**Stored data:**
◇ ◇ ◇ ◇ ◇

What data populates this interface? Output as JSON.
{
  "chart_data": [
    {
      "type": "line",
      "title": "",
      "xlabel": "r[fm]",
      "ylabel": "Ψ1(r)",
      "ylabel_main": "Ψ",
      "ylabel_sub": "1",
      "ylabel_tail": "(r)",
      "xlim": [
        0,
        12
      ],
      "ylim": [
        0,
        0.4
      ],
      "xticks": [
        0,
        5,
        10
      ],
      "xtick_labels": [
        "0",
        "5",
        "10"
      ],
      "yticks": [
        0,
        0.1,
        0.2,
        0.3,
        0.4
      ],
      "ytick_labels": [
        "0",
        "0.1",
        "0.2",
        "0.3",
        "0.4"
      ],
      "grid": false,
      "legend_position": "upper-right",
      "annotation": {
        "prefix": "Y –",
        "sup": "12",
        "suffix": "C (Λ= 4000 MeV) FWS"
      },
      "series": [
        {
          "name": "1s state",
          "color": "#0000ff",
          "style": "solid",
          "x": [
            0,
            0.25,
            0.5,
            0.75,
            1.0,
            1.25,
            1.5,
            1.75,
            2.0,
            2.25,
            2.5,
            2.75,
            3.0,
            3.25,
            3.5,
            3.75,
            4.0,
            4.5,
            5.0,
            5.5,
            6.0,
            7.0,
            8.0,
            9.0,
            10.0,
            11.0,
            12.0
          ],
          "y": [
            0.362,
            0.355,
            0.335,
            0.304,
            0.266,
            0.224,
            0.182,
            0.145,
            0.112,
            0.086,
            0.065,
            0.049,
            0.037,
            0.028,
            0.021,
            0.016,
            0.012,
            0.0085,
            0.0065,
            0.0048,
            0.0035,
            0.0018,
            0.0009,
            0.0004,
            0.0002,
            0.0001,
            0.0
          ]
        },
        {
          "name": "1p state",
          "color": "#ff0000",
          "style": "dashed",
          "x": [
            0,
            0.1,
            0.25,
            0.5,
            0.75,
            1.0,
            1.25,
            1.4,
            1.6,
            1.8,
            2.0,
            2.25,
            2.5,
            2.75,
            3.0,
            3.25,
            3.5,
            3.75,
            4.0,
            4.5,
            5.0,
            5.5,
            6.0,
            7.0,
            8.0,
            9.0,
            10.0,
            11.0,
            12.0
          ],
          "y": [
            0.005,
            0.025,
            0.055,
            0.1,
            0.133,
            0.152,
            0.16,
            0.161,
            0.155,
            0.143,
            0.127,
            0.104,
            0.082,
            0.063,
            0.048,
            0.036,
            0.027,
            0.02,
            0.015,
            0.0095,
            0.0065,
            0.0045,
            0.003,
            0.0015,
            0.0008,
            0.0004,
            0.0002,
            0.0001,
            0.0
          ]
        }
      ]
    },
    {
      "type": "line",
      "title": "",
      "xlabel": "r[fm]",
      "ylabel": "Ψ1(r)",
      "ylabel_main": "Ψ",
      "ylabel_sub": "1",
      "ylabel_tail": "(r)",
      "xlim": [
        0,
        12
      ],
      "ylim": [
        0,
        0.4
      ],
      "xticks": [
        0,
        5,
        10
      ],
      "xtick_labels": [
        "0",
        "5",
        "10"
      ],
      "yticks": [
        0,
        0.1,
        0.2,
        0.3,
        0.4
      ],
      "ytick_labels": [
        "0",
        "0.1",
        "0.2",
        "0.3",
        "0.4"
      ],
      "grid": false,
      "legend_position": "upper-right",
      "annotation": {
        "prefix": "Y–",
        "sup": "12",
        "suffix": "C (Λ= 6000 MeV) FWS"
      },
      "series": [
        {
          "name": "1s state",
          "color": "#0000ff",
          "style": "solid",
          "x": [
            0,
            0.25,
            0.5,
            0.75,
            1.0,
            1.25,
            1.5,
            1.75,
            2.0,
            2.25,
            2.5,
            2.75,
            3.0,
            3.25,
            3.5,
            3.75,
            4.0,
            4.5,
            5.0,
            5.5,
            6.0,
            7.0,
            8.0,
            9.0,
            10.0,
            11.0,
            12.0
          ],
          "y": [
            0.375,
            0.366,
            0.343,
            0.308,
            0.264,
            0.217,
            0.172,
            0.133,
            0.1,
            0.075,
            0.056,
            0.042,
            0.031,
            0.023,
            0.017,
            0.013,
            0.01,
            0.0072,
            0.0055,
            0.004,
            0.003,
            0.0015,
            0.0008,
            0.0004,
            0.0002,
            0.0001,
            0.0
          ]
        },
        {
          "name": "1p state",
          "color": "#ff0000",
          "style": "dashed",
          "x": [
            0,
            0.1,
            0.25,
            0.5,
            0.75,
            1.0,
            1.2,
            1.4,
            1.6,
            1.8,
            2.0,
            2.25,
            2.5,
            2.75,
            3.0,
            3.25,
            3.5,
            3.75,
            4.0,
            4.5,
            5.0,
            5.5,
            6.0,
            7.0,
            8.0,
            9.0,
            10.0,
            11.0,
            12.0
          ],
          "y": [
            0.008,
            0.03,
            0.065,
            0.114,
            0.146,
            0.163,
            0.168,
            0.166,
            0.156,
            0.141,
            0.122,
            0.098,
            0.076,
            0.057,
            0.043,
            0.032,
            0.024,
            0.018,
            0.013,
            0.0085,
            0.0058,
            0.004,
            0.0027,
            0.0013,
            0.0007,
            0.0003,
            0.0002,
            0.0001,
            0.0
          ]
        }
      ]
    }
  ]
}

◇ ◇ ◇ ◇ ◇

Each line of the material should be duplicated exactly, please.

What data populates this interface? Output as JSON.
{
  "chart_data": [
    {
      "type": "line",
      "title": "",
      "xlabel": "r[fm]",
      "ylabel": "Ψ1(r)",
      "ylabel_main": "Ψ",
      "ylabel_sub": "1",
      "ylabel_tail": "(r)",
      "xlim": [
        0,
        12
      ],
      "ylim": [
        0,
        0.4
      ],
      "xticks": [
        0,
        5,
        10
      ],
      "xtick_labels": [
        "0",
        "5",
        "10"
      ],
      "yticks": [
        0,
        0.1,
        0.2,
        0.3,
        0.4
      ],
      "ytick_labels": [
        "0",
        "0.1",
        "0.2",
        "0.3",
        "0.4"
      ],
      "grid": false,
      "legend_position": "upper-right",
      "annotation": {
        "prefix": "Y –",
        "sup": "12",
        "suffix": "C (Λ= 4000 MeV) FWS"
      },
      "series": [
        {
          "name": "1s state",
          "color": "#0000ff",
          "style": "solid",
          "x": [
            0,
            0.25,
            0.5,
            0.75,
            1.0,
            1.25,
            1.5,
            1.75,
            2.0,
            2.25,
            2.5,
            2.75,
            3.0,
            3.25,
            3.5,
            3.75,
            4.0,
            4.5,
            5.0,
            5.5,
            6.0,
            7.0,
            8.0,
            9.0,
            10.0,
            11.0,
            12.0
          ],
          "y": [
            0.362,
            0.355,
            0.335,
            0.304,
            0.266,
            0.224,
            0.182,
            0.145,
            0.112,
            0.086,
            0.065,
            0.049,
            0.037,
            0.028,
            0.021,
            0.016,
            0.012,
            0.0085,
            0.0065,
            0.0048,
            0.0035,
            0.0018,
            0.0009,
            0.0004,
            0.0002,
            0.0001,
            0.0
          ]
        },
        {
          "name": "1p state",
          "color": "#ff0000",
          "style": "dashed",
          "x": [
            0,
            0.1,
            0.25,
            0.5,
            0.75,
            1.0,
            1.25,
            1.4,
            1.6,
            1.8,
            2.0,
            2.25,
            2.5,
            2.75,
            3.0,
            3.25,
            3.5,
            3.75,
            4.0,
            4.5,
            5.0,
            5.5,
            6.0,
            7.0,
            8.0,
            9.0,
            10.0,
            11.0,
            12.0
          ],
          "y": [
            0.005,
            0.025,
            0.055,
            0.1,
            0.133,
            0.152,
            0.16,
            0.161,
            0.155,
            0.143,
            0.127,
            0.104,
            0.082,
            0.063,
            0.048,
            0.036,
            0.027,
            0.02,
            0.015,
            0.0095,
            0.0065,
            0.0045,
            0.003,
            0.0015,
            0.0008,
            0.0004,
            0.0002,
            0.0001,
            0.0
          ]
        }
      ]
    },
    {
      "type": "line",
      "title": "",
      "xlabel": "r[fm]",
      "ylabel": "Ψ1(r)",
      "ylabel_main": "Ψ",
      "ylabel_sub": "1",
      "ylabel_tail": "(r)",
      "xlim": [
        0,
        12
      ],
      "ylim": [
        0,
        0.4
      ],
      "xticks": [
        0,
        5,
        10
      ],
      "xtick_labels": [
        "0",
        "5",
        "10"
      ],
      "yticks": [
        0,
        0.1,
        0.2,
        0.3,
        0.4
      ],
      "ytick_labels": [
        "0",
        "0.1",
        "0.2",
        "0.3",
        "0.4"
      ],
      "grid": false,
      "legend_position": "upper-right",
      "annotation": {
        "prefix": "Y–",
        "sup": "12",
        "suffix": "C (Λ= 6000 MeV) FWS"
      },
      "series": [
        {
          "name": "1s state",
          "color": "#0000ff",
          "style": "solid",
          "x": [
            0,
            0.25,
            0.5,
            0.75,
            1.0,
            1.25,
            1.5,
            1.75,
            2.0,
            2.25,
            2.5,
            2.75,
            3.0,
            3.25,
            3.5,
            3.75,
            4.0,
            4.5,
            5.0,
            5.5,
            6.0,
            7.0,
            8.0,
            9.0,
            10.0,
            11.0,
            12.0
          ],
          "y": [
            0.375,
            0.366,
            0.343,
            0.308,
            0.264,
            0.217,
            0.172,
            0.133,
            0.1,
            0.075,
            0.056,
            0.042,
            0.031,
            0.023,
            0.017,
            0.013,
            0.01,
            0.0072,
            0.0055,
            0.004,
            0.003,
            0.0015,
            0.0008,
            0.0004,
            0.0002,
            0.0001,
            0.0
          ]
        },
        {
          "name": "1p state",
          "color": "#ff0000",
          "style": "dashed",
          "x": [
            0,
            0.1,
            0.25,
            0.5,
            0.75,
            1.0,
            1.2,
            1.4,
            1.6,
            1.8,
            2.0,
            2.25,
            2.5,
            2.75,
            3.0,
            3.25,
            3.5,
            3.75,
            4.0,
            4.5,
            5.0,
            5.5,
            6.0,
            7.0,
            8.0,
            9.0,
            10.0,
            11.0,
            12.0
          ],
          "y": [
            0.008,
            0.03,
            0.065,
            0.114,
            0.146,
            0.163,
            0.168,
            0.166,
            0.156,
            0.141,
            0.122,
            0.098,
            0.076,
            0.057,
            0.043,
            0.032,
            0.024,
            0.018,
            0.013,
            0.0085,
            0.0058,
            0.004,
            0.0027,
            0.0013,
            0.0007,
            0.0003,
            0.0002,
            0.0001,
            0.0
          ]
        }
      ]
    }
  ]
}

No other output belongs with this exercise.